Stated problem =
Repeat what the lines below say, word for word, and skip every image.

Saved data entries:
• • •

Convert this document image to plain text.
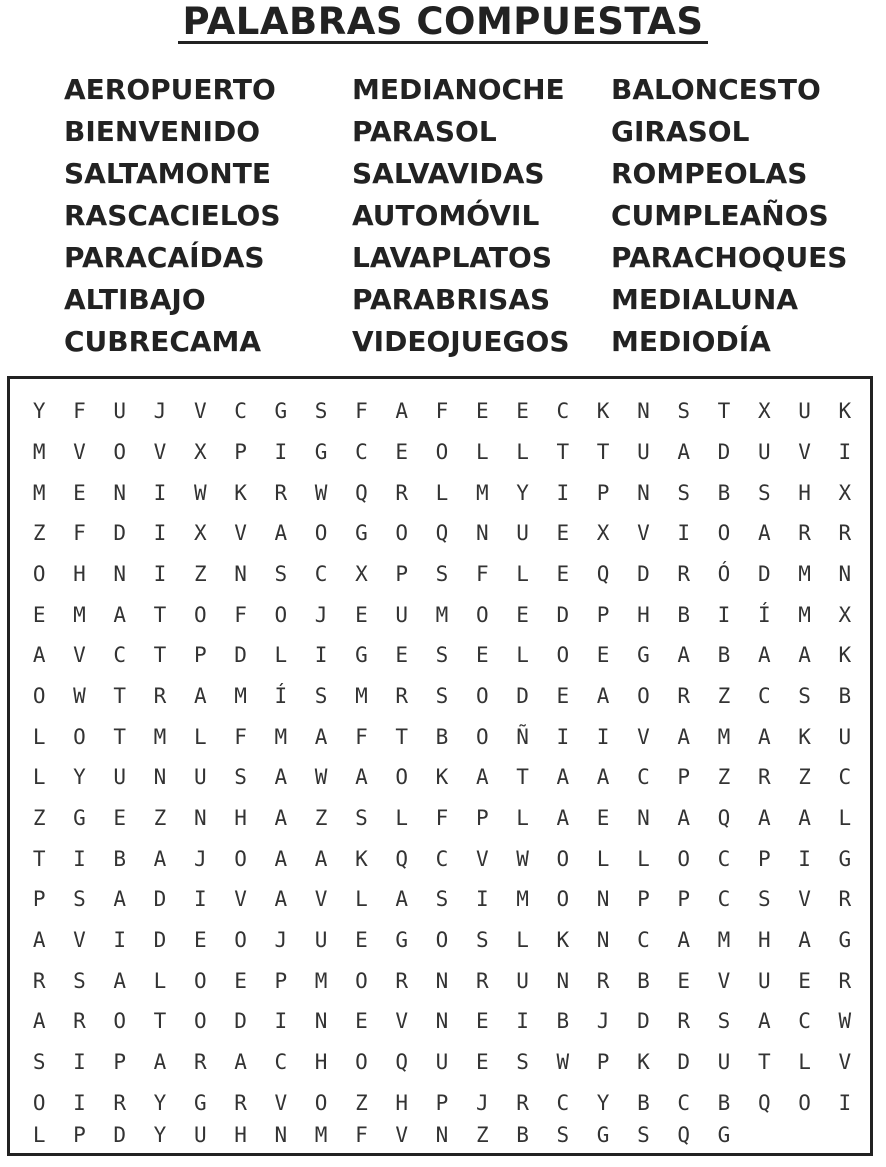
PALABRAS COMPUESTAS
AEROPUERTO
BIENVENIDO
SALTAMONTE
RASCACIELOS
PARACAÍDAS
ALTIBAJO
CUBRECAMA
MEDIANOCHE
PARASOL
SALVAVIDAS
AUTOMÓVIL
LAVAPLATOS
PARABRISAS
VIDEOJUEGOS
BALONCESTO
GIRASOL
ROMPEOLAS
CUMPLEAÑOS
PARACHOQUES
MEDIALUNA
MEDIODÍA
Y	F	U	J	V	C	G	S	F	A	F	E	E	C	K	N	S	T	X	U	K
M	V	O	V	X	P	I	G	C	E	O	L	L	T	T	U	A	D	U	V	I
M	E	N	I	W	K	R	W	Q	R	L	M	Y	I	P	N	S	B	S	H	X
Z	F	D	I	X	V	A	O	G	O	Q	N	U	E	X	V	I	O	A	R	R
O	H	N	I	Z	N	S	C	X	P	S	F	L	E	Q	D	R	Ó	D	M	N
E	M	A	T	O	F	O	J	E	U	M	O	E	D	P	H	B	I	Í	M	X
A	V	C	T	P	D	L	I	G	E	S	E	L	O	E	G	A	B	A	A	K
O	W	T	R	A	M	Í	S	M	R	S	O	D	E	A	O	R	Z	C	S	B
L	O	T	M	L	F	M	A	F	T	B	O	Ñ	I	I	V	A	M	A	K	U
L	Y	U	N	U	S	A	W	A	O	K	A	T	A	A	C	P	Z	R	Z	C
Z	G	E	Z	N	H	A	Z	S	L	F	P	L	A	E	N	A	Q	A	A	L
T	I	B	A	J	O	A	A	K	Q	C	V	W	O	L	L	O	C	P	I	G
P	S	A	D	I	V	A	V	L	A	S	I	M	O	N	P	P	C	S	V	R
A	V	I	D	E	O	J	U	E	G	O	S	L	K	N	C	A	M	H	A	G
R	S	A	L	O	E	P	M	O	R	N	R	U	N	R	B	E	V	U	E	R
A	R	O	T	O	D	I	N	E	V	N	E	I	B	J	D	R	S	A	C	W
S	I	P	A	R	A	C	H	O	Q	U	E	S	W	P	K	D	U	T	L	V
O	I	R	Y	G	R	V	O	Z	H	P	J	R	C	Y	B	C	B	Q	O	I
L	P	D	Y	U	H	N	M	F	V	N	Z	B	S	G	S	Q	G
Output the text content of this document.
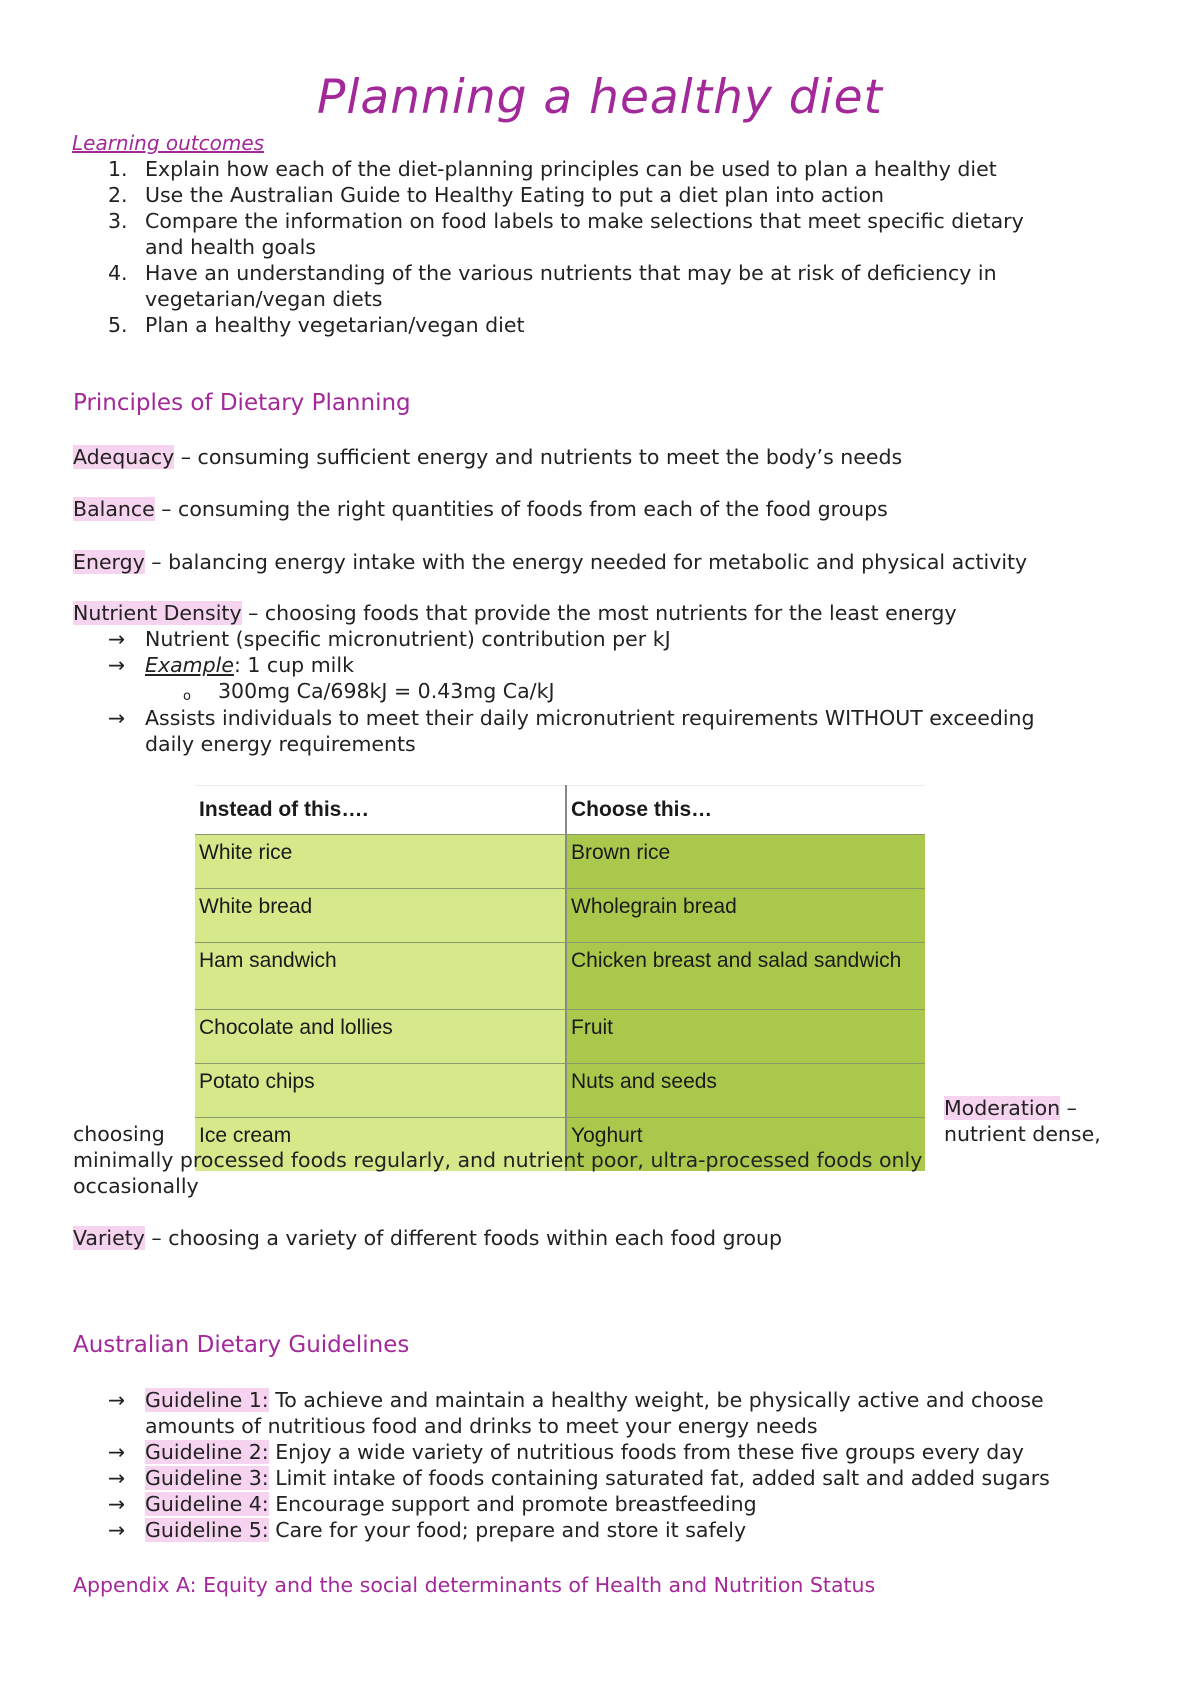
Planning a healthy diet
Learning outcomes
1. Explain how each of the diet-planning principles can be used to plan a healthy diet
2. Use the Australian Guide to Healthy Eating to put a diet plan into action
3. Compare the information on food labels to make selections that meet specific dietary
and health goals
4. Have an understanding of the various nutrients that may be at risk of deficiency in
vegetarian/vegan diets
5. Plan a healthy vegetarian/vegan diet
Principles of Dietary Planning
Adequacy – consuming sufficient energy and nutrients to meet the body’s needs
Balance – consuming the right quantities of foods from each of the food groups
Energy – balancing energy intake with the energy needed for metabolic and physical activity
Nutrient Density – choosing foods that provide the most nutrients for the least energy
→ Nutrient (specific micronutrient) contribution per kJ
→ Example: 1 cup milk
o 300mg Ca/698kJ = 0.43mg Ca/kJ
→ Assists individuals to meet their daily micronutrient requirements WITHOUT exceeding
daily energy requirements
Instead of this….	Choose this…
White rice	Brown rice
White bread	Wholegrain bread
Ham sandwich	Chicken breast and salad sandwich
Chocolate and lollies	Fruit
Potato chips	Nuts and seeds
Ice cream	Yoghurt
Moderation –
choosing	nutrient dense,
minimally processed foods regularly, and nutrient poor, ultra-processed foods only
occasionally
Variety – choosing a variety of different foods within each food group
Australian Dietary Guidelines
→ Guideline 1: To achieve and maintain a healthy weight, be physically active and choose
amounts of nutritious food and drinks to meet your energy needs
→ Guideline 2: Enjoy a wide variety of nutritious foods from these five groups every day
→ Guideline 3: Limit intake of foods containing saturated fat, added salt and added sugars
→ Guideline 4: Encourage support and promote breastfeeding
→ Guideline 5: Care for your food; prepare and store it safely
Appendix A: Equity and the social determinants of Health and Nutrition Status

• • •

Solution to the problem =
Convert this document image to plain text.
PALABRAS COMPUESTAS
AEROPUERTO
BIENVENIDO
SALTAMONTE
RASCACIELOS
PARACAÍDAS
ALTIBAJO
CUBRECAMA
MEDIANOCHE
PARASOL
SALVAVIDAS
AUTOMÓVIL
LAVAPLATOS
PARABRISAS
VIDEOJUEGOS
BALONCESTO
GIRASOL
ROMPEOLAS
CUMPLEAÑOS
PARACHOQUES
MEDIALUNA
MEDIODÍA
Y	F	U	J	V	C	G	S	F	A	F	E	E	C	K	N	S	T	X	U	K
M	V	O	V	X	P	I	G	C	E	O	L	L	T	T	U	A	D	U	V	I
M	E	N	I	W	K	R	W	Q	R	L	M	Y	I	P	N	S	B	S	H	X
Z	F	D	I	X	V	A	O	G	O	Q	N	U	E	X	V	I	O	A	R	R
O	H	N	I	Z	N	S	C	X	P	S	F	L	E	Q	D	R	Ó	D	M	N
E	M	A	T	O	F	O	J	E	U	M	O	E	D	P	H	B	I	Í	M	X
A	V	C	T	P	D	L	I	G	E	S	E	L	O	E	G	A	B	A	A	K
O	W	T	R	A	M	Í	S	M	R	S	O	D	E	A	O	R	Z	C	S	B
L	O	T	M	L	F	M	A	F	T	B	O	Ñ	I	I	V	A	M	A	K	U
L	Y	U	N	U	S	A	W	A	O	K	A	T	A	A	C	P	Z	R	Z	C
Z	G	E	Z	N	H	A	Z	S	L	F	P	L	A	E	N	A	Q	A	A	L
T	I	B	A	J	O	A	A	K	Q	C	V	W	O	L	L	O	C	P	I	G
P	S	A	D	I	V	A	V	L	A	S	I	M	O	N	P	P	C	S	V	R
A	V	I	D	E	O	J	U	E	G	O	S	L	K	N	C	A	M	H	A	G
R	S	A	L	O	E	P	M	O	R	N	R	U	N	R	B	E	V	U	E	R
A	R	O	T	O	D	I	N	E	V	N	E	I	B	J	D	R	S	A	C	W
S	I	P	A	R	A	C	H	O	Q	U	E	S	W	P	K	D	U	T	L	V
O	I	R	Y	G	R	V	O	Z	H	P	J	R	C	Y	B	C	B	Q	O	I
L	P	D	Y	U	H	N	M	F	V	N	Z	B	S	G	S	Q	G
Output the text content of this document.
Planning a healthy diet
Learning outcomes
1. Explain how each of the diet-planning principles can be used to plan a healthy diet
2. Use the Australian Guide to Healthy Eating to put a diet plan into action
3. Compare the information on food labels to make selections that meet specific dietary
and health goals
4. Have an understanding of the various nutrients that may be at risk of deficiency in
vegetarian/vegan diets
5. Plan a healthy vegetarian/vegan diet
Principles of Dietary Planning
Adequacy – consuming sufficient energy and nutrients to meet the body’s needs
Balance – consuming the right quantities of foods from each of the food groups
Energy – balancing energy intake with the energy needed for metabolic and physical activity
Nutrient Density – choosing foods that provide the most nutrients for the least energy
→ Nutrient (specific micronutrient) contribution per kJ
→ Example: 1 cup milk
o 300mg Ca/698kJ = 0.43mg Ca/kJ
→ Assists individuals to meet their daily micronutrient requirements WITHOUT exceeding
daily energy requirements
Instead of this….	Choose this…
White rice	Brown rice
White bread	Wholegrain bread
Ham sandwich	Chicken breast and salad sandwich
Chocolate and lollies	Fruit
Potato chips	Nuts and seeds
Ice cream	Yoghurt
Moderation –
choosing	nutrient dense,
minimally processed foods regularly, and nutrient poor, ultra-processed foods only
occasionally
Variety – choosing a variety of different foods within each food group
Australian Dietary Guidelines
→ Guideline 1: To achieve and maintain a healthy weight, be physically active and choose
amounts of nutritious food and drinks to meet your energy needs
→ Guideline 2: Enjoy a wide variety of nutritious foods from these five groups every day
→ Guideline 3: Limit intake of foods containing saturated fat, added salt and added sugars
→ Guideline 4: Encourage support and promote breastfeeding
→ Guideline 5: Care for your food; prepare and store it safely
Appendix A: Equity and the social determinants of Health and Nutrition Status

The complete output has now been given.